EXERCISE
From the data below, pick out each line that contains the string "second" and copy those lines in full.

☆ ☆ ☆ ☆ ☆

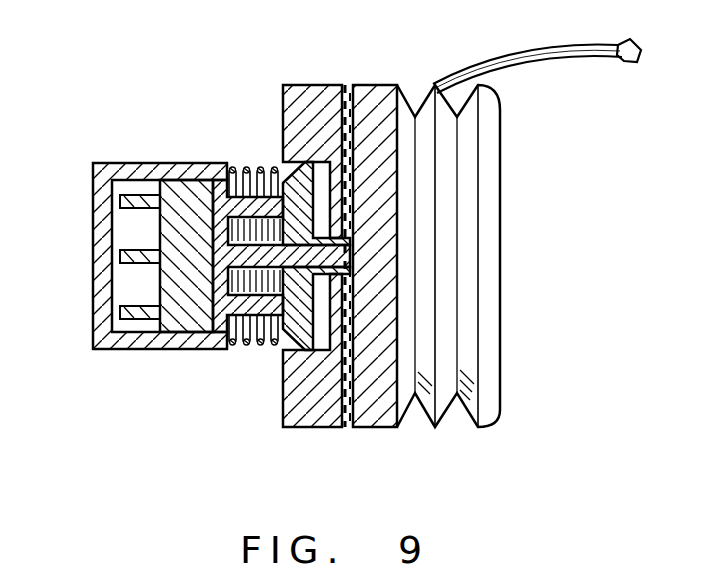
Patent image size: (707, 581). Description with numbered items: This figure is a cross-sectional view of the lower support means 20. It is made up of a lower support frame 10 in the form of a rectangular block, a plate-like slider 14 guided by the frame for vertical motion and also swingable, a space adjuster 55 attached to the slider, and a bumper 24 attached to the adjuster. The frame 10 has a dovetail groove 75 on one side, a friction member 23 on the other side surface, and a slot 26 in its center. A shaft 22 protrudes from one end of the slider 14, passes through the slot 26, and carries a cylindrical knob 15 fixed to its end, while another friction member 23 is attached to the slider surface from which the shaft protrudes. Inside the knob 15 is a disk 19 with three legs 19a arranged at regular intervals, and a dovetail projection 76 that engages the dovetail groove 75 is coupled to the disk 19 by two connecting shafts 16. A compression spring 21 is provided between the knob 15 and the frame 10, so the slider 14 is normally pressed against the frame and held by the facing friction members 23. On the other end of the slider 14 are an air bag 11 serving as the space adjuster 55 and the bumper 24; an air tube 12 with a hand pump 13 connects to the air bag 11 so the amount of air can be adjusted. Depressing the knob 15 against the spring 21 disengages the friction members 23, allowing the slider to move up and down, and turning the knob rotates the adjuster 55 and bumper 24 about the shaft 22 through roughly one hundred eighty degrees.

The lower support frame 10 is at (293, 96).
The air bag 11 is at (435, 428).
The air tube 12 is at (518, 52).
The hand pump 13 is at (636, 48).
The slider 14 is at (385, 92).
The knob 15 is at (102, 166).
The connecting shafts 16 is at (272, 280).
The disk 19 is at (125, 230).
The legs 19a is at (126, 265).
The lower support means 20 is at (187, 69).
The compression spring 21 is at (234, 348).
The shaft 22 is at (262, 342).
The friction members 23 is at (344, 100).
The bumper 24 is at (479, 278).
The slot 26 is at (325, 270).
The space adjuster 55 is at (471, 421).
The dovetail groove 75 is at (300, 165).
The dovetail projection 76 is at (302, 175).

☆ ☆ ☆ ☆ ☆

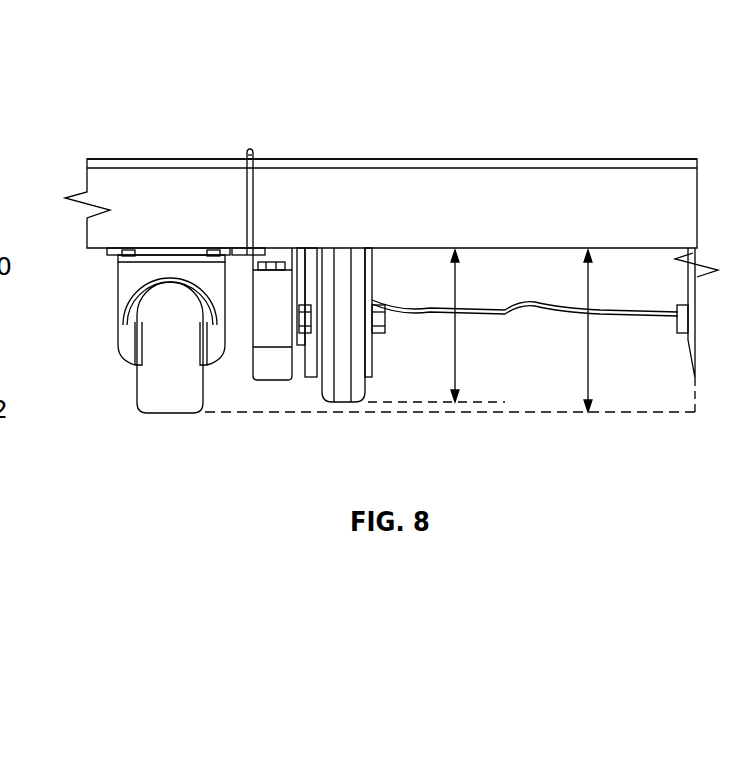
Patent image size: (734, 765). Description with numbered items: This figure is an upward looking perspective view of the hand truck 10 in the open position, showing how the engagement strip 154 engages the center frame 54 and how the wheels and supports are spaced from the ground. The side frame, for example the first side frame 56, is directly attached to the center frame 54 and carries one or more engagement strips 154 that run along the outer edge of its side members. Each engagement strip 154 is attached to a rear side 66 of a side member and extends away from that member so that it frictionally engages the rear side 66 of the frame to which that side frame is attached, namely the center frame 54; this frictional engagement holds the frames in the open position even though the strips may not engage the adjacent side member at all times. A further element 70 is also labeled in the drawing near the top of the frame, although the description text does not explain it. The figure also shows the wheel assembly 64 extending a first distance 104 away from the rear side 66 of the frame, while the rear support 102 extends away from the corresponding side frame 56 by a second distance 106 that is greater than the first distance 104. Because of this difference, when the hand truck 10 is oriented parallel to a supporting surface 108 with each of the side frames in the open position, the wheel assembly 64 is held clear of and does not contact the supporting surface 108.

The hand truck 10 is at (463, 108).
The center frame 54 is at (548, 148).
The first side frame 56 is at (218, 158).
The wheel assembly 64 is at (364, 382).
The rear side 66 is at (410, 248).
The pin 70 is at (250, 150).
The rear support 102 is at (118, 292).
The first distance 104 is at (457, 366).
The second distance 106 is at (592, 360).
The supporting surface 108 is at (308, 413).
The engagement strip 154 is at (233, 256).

☆ ☆ ☆ ☆ ☆

RESULT OF THE EXERCISE
Patent image size: (734, 765). Description with numbered items: This figure is an upward looking perspective view of the hand truck 10 in the open position, showing how the engagement strip 154 engages the center frame 54 and how the wheels and supports are spaced from the ground. The side frame, for example the first side frame 56, is directly attached to the center frame 54 and carries one or more engagement strips 154 that run along the outer edge of its side members. Each engagement strip 154 is attached to a rear side 66 of a side member and extends away from that member so that it frictionally engages the rear side 66 of the frame to which that side frame is attached, namely the center frame 54; this frictional engagement holds the frames in the open position even though the strips may not engage the adjacent side member at all times. A further element 70 is also labeled in the drawing near the top of the frame, although the description text does not explain it. The figure also shows the wheel assembly 64 extending a first distance 104 away from the rear side 66 of the frame, while the rear support 102 extends away from the corresponding side frame 56 by a second distance 106 that is greater than the first distance 104. Because of this difference, when the hand truck 10 is oriented parallel to a supporting surface 108 with each of the side frames in the open position, the wheel assembly 64 is held clear of and does not contact the supporting surface 108.
The second distance 106 is at (592, 360).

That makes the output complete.